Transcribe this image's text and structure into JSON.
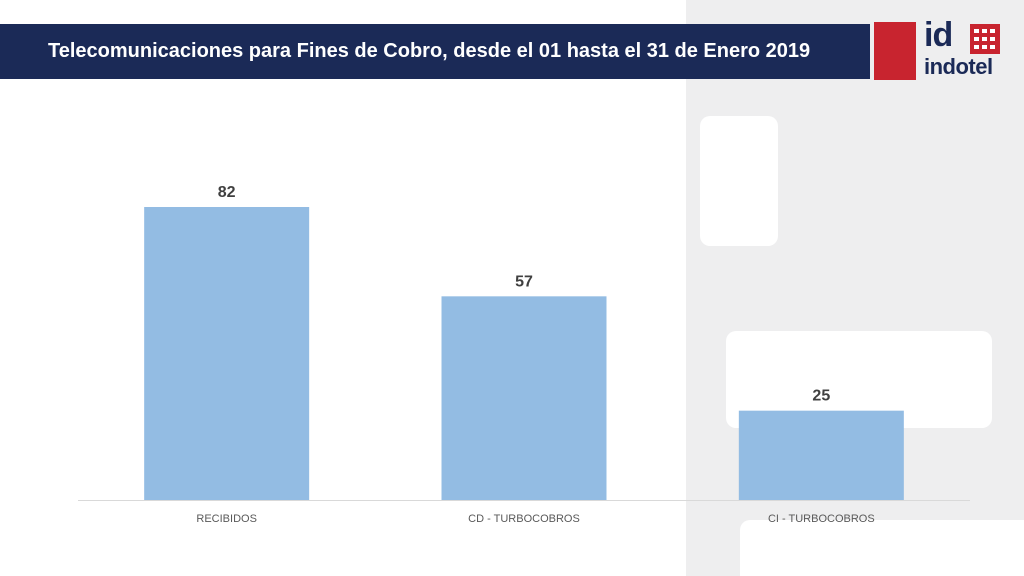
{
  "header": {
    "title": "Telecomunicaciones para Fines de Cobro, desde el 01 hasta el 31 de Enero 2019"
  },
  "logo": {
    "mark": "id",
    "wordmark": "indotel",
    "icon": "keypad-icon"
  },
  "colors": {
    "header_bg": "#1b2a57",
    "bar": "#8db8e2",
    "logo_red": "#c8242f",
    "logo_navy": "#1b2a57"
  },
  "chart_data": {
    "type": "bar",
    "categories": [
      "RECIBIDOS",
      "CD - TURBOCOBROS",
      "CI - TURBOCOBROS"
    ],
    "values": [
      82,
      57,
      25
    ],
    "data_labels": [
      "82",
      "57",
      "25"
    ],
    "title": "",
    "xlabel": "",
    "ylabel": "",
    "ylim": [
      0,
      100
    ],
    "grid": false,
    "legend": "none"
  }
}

* **Your goal**: Write out each line again precisely as it appears, skipping every picture.

* **Reply**:
Transcribe this image's text and structure into JSON.
{
  "header": {
    "title": "Telecomunicaciones para Fines de Cobro, desde el 01 hasta el 31 de Enero 2019"
  },
  "logo": {
    "mark": "id",
    "wordmark": "indotel",
    "icon": "keypad-icon"
  },
  "colors": {
    "header_bg": "#1b2a57",
    "bar": "#8db8e2",
    "logo_red": "#c8242f",
    "logo_navy": "#1b2a57"
  },
  "chart_data": {
    "type": "bar",
    "categories": [
      "RECIBIDOS",
      "CD - TURBOCOBROS",
      "CI - TURBOCOBROS"
    ],
    "values": [
      82,
      57,
      25
    ],
    "data_labels": [
      "82",
      "57",
      "25"
    ],
    "title": "",
    "xlabel": "",
    "ylabel": "",
    "ylim": [
      0,
      100
    ],
    "grid": false,
    "legend": "none"
  }
}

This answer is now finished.